- _Problem description_
Figure out how many lines of the material below contain the word "Beijing". Answer with the number only.

- _Data excerpts_
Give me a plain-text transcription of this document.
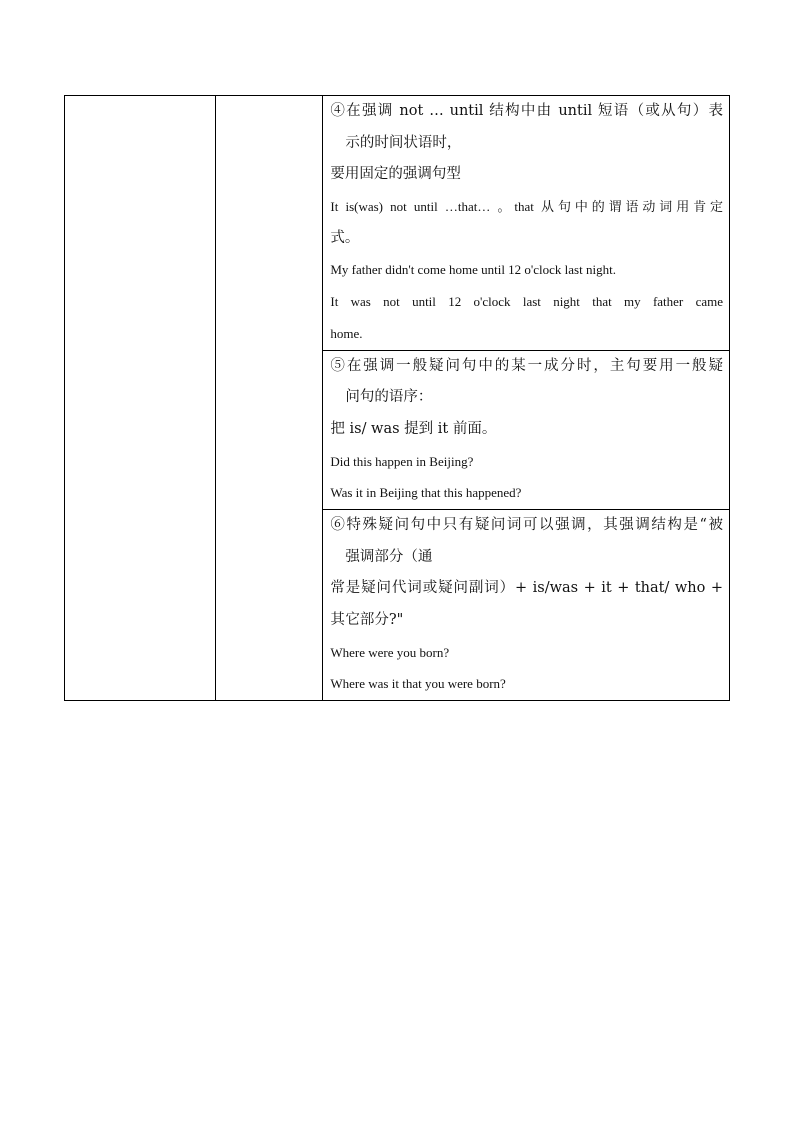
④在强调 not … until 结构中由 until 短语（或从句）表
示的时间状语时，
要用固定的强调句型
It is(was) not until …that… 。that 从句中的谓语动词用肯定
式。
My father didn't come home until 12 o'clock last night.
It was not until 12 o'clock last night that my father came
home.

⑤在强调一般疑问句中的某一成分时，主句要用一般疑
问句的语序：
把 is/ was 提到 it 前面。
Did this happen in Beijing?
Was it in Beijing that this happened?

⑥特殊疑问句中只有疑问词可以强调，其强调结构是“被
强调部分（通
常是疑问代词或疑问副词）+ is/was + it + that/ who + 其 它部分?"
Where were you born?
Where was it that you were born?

---

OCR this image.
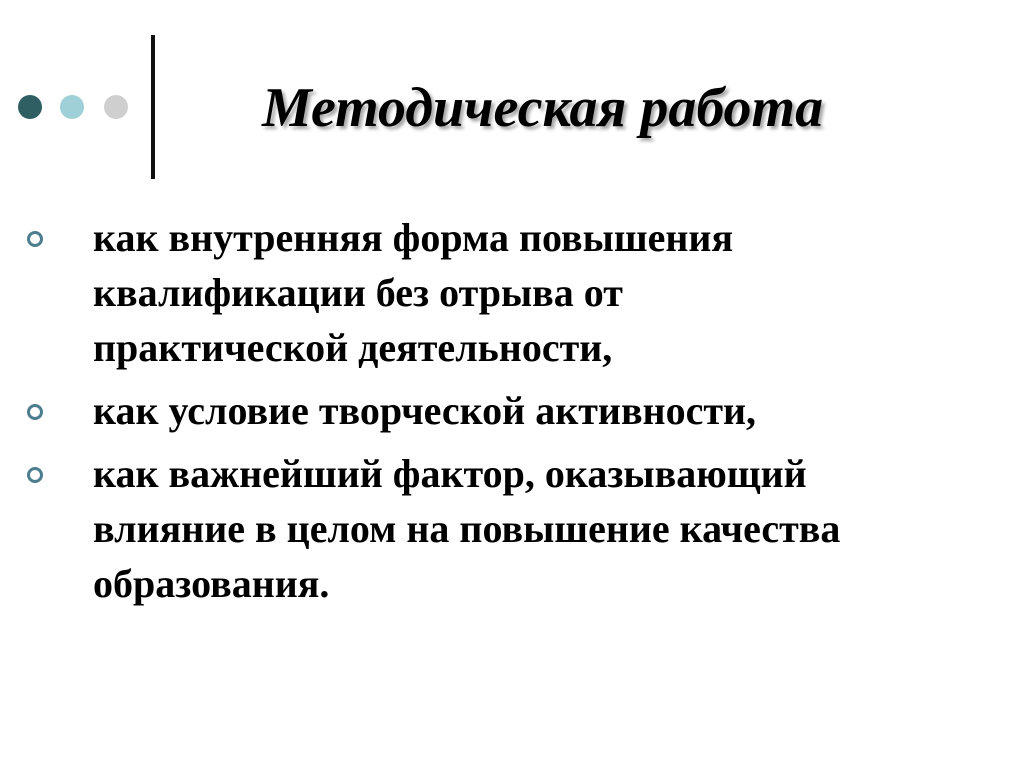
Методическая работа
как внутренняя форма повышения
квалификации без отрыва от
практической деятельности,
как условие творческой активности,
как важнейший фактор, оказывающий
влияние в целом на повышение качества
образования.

- _Written solution_
2